══ Supplied text
Tuesday, February 21, 2012

A win...and a loss

I've been in Sydney over the weekend, playing for a brass band soloist at a competition called the Ern Keller International Soloist of the Year - the details in the link relate to last year.  Obviously they'll be updated soon, and show that the person I played for (and who took me to Sydney specially to do so!) - John Lewis - won.  Great excitement.   John was the Champion of Champions in the brass competitions for 2011, a title which made him eligible for an invitation to the Ern Keller.

The competition was held in St Mary's suburb in Sydney, where the St Mary's Brass Band has a club that functions all the year round with concerts and a casino and pokies and restaurants and much more.  It's the sort of thing most brass bands probably dream of, because it brings in income that assists the band to function.  Our motel was just across the road - literally.

The weather was much hotter than I'm used to, so it was good that the competition was held indoors in an air conditioned hall, one that's obviously used for other functions where drinks and nibbles are readily available.  The piano was a bit of a disappointment: it seemed muted somehow.  I could only just get it to come to life and no more.  Never mind, in spite of that, the trip was most worthwhile.  And we managed to get away on the plane yesterday in spite of the fact that the terrific storm the night before (with lightning and thunder every few seconds) flooded parts of the Sydney airport, and a good deal of other places.
════
══ Supplied information
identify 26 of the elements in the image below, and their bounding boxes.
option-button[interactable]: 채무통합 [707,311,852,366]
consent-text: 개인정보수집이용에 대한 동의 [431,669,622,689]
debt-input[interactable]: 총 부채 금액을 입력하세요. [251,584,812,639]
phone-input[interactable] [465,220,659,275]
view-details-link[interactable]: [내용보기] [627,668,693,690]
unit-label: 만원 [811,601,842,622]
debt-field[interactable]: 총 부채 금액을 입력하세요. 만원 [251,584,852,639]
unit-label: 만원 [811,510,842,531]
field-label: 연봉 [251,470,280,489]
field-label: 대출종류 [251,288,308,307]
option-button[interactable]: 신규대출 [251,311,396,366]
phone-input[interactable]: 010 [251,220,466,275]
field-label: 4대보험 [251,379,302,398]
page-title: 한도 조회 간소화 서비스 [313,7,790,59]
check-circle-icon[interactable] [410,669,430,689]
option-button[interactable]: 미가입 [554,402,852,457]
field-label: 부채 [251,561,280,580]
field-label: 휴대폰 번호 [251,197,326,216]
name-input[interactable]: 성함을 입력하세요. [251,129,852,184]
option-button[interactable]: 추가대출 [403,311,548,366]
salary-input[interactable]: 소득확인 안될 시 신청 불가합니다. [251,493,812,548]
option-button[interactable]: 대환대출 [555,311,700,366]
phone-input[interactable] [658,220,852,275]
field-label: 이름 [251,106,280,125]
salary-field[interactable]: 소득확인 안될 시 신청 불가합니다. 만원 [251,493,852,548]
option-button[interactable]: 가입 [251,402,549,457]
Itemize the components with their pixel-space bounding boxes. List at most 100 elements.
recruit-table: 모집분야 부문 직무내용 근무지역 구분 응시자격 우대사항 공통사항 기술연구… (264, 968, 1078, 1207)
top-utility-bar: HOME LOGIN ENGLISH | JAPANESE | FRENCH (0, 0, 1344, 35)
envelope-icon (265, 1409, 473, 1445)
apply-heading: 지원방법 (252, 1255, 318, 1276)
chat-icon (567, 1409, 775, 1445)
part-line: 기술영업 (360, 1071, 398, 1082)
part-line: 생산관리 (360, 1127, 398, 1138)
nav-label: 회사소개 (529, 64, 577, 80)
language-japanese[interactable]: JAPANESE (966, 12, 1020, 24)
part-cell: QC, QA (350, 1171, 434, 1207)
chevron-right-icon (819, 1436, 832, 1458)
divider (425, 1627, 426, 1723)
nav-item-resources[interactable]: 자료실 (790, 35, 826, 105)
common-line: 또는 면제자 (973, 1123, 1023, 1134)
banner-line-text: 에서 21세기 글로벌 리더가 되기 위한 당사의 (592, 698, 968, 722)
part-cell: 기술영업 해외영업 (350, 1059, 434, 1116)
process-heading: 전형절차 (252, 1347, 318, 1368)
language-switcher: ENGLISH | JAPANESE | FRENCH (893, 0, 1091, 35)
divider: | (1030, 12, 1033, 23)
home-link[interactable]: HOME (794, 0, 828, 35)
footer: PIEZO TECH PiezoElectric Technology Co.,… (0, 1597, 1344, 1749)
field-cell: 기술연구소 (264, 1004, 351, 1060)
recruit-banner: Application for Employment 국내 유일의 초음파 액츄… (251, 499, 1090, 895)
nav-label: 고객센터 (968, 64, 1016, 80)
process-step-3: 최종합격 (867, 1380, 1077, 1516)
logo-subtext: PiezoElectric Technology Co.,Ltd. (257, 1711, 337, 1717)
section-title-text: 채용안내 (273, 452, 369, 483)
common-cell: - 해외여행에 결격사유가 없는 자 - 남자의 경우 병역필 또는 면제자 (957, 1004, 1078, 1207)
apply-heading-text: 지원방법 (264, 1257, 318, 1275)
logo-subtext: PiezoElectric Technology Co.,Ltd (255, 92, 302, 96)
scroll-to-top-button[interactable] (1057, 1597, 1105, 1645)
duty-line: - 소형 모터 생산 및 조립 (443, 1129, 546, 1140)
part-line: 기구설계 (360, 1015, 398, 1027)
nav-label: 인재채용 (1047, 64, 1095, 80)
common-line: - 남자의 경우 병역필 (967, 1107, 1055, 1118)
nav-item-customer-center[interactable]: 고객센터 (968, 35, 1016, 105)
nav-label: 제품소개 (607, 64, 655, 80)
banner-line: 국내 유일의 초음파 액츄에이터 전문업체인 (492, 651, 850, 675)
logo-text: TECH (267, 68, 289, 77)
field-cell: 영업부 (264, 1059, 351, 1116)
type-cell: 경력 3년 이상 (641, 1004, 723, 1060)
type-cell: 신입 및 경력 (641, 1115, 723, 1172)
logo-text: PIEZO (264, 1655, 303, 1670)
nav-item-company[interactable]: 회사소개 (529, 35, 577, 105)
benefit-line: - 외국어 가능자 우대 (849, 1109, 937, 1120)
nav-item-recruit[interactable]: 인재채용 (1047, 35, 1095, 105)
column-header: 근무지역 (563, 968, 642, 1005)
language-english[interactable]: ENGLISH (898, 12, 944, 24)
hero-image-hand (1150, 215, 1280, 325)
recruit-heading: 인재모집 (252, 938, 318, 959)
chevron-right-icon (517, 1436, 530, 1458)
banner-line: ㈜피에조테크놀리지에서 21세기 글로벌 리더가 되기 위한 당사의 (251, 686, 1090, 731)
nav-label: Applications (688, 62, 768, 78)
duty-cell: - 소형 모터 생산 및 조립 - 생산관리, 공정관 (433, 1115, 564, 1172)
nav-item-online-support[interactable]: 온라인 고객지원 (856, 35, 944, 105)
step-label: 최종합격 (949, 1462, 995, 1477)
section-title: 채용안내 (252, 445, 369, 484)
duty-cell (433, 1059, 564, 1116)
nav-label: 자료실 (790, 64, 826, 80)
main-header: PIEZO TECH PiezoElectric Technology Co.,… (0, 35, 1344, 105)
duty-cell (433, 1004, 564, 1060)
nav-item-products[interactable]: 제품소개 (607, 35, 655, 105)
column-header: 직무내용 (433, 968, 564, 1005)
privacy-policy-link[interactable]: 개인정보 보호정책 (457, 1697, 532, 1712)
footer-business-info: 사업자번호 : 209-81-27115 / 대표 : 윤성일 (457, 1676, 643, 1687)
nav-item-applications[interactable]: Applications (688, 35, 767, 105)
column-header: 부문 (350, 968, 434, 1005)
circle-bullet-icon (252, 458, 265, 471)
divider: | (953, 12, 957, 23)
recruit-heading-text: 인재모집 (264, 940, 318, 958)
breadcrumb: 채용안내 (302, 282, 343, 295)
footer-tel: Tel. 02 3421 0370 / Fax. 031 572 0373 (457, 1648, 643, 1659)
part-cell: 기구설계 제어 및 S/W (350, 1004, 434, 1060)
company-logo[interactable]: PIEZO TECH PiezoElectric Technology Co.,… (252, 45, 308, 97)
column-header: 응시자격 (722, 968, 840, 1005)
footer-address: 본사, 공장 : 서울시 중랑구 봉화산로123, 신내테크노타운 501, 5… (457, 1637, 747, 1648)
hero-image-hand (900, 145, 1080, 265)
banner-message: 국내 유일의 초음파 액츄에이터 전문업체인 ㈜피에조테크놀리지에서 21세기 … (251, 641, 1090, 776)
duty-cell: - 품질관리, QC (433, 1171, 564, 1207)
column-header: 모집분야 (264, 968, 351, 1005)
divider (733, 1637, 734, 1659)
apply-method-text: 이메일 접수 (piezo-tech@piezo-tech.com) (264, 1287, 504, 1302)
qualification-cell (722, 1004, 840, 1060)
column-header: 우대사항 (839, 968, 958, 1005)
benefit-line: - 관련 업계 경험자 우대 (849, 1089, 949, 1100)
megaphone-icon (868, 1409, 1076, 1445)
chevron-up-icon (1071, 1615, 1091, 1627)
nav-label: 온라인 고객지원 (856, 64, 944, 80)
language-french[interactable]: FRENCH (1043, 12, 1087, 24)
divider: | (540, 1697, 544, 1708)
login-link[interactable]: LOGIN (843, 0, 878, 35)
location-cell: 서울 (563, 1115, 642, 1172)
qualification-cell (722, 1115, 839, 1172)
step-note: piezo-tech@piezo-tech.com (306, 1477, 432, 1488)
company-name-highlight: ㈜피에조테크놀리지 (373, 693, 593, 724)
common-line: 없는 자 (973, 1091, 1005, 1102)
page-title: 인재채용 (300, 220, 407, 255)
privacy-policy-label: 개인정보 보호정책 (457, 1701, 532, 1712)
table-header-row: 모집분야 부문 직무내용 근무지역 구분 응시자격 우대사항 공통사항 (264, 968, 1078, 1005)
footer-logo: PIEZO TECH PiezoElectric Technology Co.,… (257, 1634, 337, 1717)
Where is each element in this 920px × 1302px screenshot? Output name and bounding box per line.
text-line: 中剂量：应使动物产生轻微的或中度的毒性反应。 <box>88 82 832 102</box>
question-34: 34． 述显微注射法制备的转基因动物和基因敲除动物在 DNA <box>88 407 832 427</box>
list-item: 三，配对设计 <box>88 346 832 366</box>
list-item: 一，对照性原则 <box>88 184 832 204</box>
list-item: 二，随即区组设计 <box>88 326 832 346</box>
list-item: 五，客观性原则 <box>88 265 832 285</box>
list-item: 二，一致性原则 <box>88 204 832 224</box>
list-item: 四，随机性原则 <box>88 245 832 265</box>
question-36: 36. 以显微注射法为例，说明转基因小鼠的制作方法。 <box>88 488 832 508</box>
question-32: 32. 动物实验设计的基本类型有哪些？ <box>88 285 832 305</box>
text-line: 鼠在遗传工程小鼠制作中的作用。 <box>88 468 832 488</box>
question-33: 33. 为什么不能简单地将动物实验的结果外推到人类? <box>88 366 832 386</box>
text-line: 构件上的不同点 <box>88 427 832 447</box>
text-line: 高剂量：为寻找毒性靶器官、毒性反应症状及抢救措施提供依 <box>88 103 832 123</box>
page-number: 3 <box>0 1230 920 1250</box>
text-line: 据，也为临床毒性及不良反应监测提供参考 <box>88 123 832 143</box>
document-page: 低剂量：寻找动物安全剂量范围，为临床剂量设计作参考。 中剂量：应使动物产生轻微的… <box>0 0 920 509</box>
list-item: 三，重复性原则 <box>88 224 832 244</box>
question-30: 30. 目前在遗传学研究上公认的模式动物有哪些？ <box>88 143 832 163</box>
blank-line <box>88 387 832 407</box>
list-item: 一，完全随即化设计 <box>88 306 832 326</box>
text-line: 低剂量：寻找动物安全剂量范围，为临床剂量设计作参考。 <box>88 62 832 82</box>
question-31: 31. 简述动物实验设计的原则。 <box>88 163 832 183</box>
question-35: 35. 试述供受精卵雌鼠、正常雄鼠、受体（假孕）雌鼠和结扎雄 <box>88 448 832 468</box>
════
> What you should do: Extend the blog post about accompanying John Lewis at the Sydney soloist competition, beginning right after its final sentence about the storm that flooded the airport.

> Response box:
This is a photo taken around the time
I knew Elizabeth
That's the win.  While I was there, I heard about the loss.  I've mentioned before on this blog that back in the late sixties I was briefly engaged to the opera singer Elizabeth Connell, who was at that time studying at the London Opera Centre; I'd been studying there the year before on the repetiteur's course.  It would have been an interesting marriage, if it had gone ahead: after a difficult start in the operatic world, Elizabeth made a name for herself as singer of roles that required considerable stamina and vocal technique.  She excelled in some of the Wagnerian roles, for instance, and in Turandot, one of the most difficult soprano roles in the repertoire.   When I knew her she was a mezzo-soprano, but she later took time off to lift her voice into the soprano range.   She was briefly married to another singer, but this marriage was later dissolved.

I hadn't heard from her in years, until she wrote to me out of the blue in the early 2000s.  We corresponded a little and I tried to get her email address via her agent so that we could write more directly, but I never heard back from them.   She came out here to judge one of the Lexus aria contest, and we thought about going to the Dunedin concert that came after the event, and then decided against it at the last minute.  Which meant we missed catching up with Elizabeth.

When I was in Sydney this weekend, my wife phoned to say that Elizabeth had died; somewhat suddenly, although she'd been ill with cancer on and off for some time.  She would have been 66 this year.  Even though it's been a long time since we had any real contact, it's still a quite unsettling loss.  I guess people you didn't get married to linger on in the background of your life.  Certainly, on hearing of her death, Elizabeth proved that she had lingered more than a little...

PS: There's a news report about John's win in the Otago Daily Times.